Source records

---+---

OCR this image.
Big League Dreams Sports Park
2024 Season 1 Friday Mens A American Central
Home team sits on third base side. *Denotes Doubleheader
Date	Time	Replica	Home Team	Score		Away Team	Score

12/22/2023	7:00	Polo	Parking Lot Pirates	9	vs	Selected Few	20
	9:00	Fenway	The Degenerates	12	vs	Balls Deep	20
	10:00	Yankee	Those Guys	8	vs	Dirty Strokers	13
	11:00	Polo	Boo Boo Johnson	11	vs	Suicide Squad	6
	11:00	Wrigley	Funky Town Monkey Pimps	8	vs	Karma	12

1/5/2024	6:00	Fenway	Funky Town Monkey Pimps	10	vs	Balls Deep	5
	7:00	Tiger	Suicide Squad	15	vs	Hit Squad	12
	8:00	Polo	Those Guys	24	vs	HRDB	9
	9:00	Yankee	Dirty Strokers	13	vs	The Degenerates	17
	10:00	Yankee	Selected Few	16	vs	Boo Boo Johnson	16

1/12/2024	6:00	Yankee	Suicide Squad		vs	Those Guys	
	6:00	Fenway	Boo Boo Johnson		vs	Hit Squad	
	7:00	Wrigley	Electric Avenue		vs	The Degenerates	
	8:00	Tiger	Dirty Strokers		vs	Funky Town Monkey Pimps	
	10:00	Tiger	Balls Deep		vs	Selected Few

---+---

# GIVEN INSTRUCTION
Copy every record above exactly as it appears.

# WRITTEN RESPONSE
OCR this image.
Big League Dreams Sports Park
2024 Season 1 Friday Mens A American Central
Home team sits on third base side. *Denotes Doubleheader
Date	Time	Replica	Home Team	Score		Away Team	Score

12/22/2023	7:00	Polo	Parking Lot Pirates	9	vs	Selected Few	20
	9:00	Fenway	The Degenerates	12	vs	Balls Deep	20
	10:00	Yankee	Those Guys	8	vs	Dirty Strokers	13
	11:00	Polo	Boo Boo Johnson	11	vs	Suicide Squad	6
	11:00	Wrigley	Funky Town Monkey Pimps	8	vs	Karma	12

1/5/2024	6:00	Fenway	Funky Town Monkey Pimps	10	vs	Balls Deep	5
	7:00	Tiger	Suicide Squad	15	vs	Hit Squad	12
	8:00	Polo	Those Guys	24	vs	HRDB	9
	9:00	Yankee	Dirty Strokers	13	vs	The Degenerates	17
	10:00	Yankee	Selected Few	16	vs	Boo Boo Johnson	16

1/12/2024	6:00	Yankee	Suicide Squad		vs	Those Guys	
	6:00	Fenway	Boo Boo Johnson		vs	Hit Squad	
	7:00	Wrigley	Electric Avenue		vs	The Degenerates	
	8:00	Tiger	Dirty Strokers		vs	Funky Town Monkey Pimps	
	10:00	Tiger	Balls Deep		vs	Selected Few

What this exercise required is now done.